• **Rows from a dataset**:
++++
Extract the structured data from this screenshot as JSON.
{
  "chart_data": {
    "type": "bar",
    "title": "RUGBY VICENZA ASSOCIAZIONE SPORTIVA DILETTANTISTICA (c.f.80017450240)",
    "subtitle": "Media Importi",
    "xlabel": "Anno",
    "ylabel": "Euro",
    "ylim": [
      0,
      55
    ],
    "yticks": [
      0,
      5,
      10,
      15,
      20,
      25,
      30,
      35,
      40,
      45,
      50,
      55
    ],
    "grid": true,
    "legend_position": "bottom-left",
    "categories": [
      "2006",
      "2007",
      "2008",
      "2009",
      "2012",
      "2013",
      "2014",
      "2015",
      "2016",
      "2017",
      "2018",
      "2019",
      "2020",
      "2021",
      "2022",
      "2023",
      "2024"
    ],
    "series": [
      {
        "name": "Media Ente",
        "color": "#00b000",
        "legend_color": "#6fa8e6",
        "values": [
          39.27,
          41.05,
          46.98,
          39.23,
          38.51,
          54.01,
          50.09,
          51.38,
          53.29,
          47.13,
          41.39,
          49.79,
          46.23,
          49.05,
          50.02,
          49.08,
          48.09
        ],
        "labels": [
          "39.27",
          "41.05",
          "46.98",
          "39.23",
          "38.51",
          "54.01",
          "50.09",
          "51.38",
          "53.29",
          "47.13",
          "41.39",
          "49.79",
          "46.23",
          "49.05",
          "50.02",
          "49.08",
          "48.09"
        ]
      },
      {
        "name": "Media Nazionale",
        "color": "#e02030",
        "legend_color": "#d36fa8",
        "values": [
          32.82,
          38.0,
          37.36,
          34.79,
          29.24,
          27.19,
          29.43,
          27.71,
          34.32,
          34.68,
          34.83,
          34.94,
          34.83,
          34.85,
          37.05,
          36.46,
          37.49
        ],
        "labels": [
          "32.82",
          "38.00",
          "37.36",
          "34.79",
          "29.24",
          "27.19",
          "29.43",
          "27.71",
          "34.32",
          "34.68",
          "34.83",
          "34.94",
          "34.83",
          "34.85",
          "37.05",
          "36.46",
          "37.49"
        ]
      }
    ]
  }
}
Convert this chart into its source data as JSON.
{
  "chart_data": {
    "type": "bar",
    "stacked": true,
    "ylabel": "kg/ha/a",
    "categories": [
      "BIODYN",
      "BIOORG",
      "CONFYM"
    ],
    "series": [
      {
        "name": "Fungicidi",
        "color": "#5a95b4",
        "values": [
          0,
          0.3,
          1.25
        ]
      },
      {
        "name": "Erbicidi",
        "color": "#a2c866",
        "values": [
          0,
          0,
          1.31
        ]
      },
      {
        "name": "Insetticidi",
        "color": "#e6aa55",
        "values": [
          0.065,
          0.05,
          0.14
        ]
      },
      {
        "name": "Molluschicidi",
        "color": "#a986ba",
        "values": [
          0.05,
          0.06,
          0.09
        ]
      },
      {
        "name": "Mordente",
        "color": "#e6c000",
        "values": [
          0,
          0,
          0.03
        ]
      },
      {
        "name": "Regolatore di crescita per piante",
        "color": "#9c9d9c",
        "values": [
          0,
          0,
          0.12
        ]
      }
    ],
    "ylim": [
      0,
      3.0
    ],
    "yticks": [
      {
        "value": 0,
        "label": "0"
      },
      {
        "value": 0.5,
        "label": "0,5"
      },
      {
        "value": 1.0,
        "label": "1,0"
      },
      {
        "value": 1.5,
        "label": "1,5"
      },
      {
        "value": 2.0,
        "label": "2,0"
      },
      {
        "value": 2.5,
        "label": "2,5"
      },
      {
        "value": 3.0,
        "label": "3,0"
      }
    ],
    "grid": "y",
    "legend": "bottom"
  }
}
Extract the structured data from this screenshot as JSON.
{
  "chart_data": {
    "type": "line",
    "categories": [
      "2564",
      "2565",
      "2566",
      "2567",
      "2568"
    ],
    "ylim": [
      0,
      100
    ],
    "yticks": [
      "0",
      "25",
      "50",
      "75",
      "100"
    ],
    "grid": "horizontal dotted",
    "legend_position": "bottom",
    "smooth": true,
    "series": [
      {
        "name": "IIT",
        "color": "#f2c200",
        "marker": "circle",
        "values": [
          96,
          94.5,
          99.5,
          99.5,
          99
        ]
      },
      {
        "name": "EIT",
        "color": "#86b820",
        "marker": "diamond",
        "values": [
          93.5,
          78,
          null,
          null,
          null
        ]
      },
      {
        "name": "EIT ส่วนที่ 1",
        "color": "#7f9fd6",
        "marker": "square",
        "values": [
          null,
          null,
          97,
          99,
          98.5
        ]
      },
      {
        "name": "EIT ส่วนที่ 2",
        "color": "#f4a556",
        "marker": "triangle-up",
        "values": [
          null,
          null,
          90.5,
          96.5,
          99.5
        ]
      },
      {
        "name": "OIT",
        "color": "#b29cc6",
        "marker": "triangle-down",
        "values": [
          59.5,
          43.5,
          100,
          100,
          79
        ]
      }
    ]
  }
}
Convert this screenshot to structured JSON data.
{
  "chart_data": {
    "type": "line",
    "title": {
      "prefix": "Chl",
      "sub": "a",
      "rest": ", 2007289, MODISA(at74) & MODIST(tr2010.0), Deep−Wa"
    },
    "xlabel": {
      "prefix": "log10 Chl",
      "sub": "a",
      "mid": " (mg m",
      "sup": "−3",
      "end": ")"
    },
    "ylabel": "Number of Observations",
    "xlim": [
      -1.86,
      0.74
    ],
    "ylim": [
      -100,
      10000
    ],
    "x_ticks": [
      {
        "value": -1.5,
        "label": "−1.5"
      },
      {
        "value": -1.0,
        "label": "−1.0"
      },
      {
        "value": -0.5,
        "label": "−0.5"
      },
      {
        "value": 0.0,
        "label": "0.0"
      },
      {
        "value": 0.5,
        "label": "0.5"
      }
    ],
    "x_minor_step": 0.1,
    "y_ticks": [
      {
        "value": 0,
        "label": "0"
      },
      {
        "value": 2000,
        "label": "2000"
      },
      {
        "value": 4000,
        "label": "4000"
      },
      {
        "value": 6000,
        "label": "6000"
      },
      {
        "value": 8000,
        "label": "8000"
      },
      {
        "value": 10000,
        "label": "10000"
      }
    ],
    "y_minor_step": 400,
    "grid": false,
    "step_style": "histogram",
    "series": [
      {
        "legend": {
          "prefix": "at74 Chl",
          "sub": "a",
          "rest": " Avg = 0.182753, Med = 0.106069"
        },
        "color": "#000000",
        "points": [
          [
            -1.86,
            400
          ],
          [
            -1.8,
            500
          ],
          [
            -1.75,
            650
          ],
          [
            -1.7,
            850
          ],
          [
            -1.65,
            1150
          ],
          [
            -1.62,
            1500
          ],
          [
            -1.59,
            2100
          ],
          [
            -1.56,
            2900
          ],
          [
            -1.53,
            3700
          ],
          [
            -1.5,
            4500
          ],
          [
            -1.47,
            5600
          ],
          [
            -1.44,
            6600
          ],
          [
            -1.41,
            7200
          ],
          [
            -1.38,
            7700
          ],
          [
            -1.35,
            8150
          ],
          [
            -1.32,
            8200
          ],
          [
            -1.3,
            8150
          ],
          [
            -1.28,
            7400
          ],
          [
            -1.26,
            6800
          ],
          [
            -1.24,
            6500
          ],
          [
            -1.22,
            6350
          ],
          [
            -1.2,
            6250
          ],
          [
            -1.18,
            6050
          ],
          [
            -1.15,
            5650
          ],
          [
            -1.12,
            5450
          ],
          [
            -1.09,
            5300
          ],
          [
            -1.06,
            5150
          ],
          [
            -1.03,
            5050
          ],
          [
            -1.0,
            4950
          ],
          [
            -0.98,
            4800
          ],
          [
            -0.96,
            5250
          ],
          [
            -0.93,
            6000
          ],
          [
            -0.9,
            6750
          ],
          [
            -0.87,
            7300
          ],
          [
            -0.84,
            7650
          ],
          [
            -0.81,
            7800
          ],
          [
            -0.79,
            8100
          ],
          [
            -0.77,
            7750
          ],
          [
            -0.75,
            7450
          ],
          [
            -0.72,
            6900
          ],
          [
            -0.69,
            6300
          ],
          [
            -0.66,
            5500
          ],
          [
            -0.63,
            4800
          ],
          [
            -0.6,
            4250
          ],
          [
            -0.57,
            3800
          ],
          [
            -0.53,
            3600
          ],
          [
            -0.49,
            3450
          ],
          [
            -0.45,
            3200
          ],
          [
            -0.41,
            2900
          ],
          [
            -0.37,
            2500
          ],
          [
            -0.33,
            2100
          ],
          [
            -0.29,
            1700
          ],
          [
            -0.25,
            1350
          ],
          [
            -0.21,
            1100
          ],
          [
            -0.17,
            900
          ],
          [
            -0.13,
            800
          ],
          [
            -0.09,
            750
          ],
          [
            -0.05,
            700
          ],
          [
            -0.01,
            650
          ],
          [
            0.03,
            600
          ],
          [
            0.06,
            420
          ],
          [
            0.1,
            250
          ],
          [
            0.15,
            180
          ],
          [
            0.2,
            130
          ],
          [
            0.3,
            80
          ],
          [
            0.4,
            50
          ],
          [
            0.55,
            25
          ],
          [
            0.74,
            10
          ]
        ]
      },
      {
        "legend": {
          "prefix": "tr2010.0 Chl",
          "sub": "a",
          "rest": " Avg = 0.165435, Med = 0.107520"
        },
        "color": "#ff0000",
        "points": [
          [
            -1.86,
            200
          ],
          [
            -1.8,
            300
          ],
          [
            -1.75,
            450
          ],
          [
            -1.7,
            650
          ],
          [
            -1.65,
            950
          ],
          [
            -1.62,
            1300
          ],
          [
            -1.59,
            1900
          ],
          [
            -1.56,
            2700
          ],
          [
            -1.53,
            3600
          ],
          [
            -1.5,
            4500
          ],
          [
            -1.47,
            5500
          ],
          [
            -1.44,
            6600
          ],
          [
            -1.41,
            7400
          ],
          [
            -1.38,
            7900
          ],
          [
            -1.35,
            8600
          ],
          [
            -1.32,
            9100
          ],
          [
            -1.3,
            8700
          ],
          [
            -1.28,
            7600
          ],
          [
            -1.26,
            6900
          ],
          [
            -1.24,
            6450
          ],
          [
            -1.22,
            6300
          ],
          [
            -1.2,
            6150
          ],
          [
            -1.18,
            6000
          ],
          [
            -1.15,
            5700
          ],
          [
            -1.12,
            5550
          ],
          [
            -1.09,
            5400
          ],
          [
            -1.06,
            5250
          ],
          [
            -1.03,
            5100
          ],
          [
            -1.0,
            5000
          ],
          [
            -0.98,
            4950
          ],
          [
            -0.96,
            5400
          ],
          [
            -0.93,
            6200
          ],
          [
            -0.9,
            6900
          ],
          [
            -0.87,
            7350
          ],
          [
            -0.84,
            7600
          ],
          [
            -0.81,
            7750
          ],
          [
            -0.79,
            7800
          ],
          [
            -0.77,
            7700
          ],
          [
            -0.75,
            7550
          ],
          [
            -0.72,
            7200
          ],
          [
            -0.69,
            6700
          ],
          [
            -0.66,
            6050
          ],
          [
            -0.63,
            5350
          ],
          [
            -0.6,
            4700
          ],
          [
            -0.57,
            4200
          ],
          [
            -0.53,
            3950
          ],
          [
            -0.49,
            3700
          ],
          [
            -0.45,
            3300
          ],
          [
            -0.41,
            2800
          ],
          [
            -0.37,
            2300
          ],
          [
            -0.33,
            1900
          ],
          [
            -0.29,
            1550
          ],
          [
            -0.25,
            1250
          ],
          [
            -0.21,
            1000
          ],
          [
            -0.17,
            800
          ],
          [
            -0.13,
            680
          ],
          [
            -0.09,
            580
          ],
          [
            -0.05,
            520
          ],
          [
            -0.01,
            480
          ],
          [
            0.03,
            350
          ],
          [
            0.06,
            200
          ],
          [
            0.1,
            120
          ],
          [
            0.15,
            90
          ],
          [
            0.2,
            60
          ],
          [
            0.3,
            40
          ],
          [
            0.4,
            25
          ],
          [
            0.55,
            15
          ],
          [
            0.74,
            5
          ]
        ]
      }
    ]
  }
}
++++
• **Written exercise**:
Give only the count of lines in this material that contain the string "prefix".

• **Task output**:
4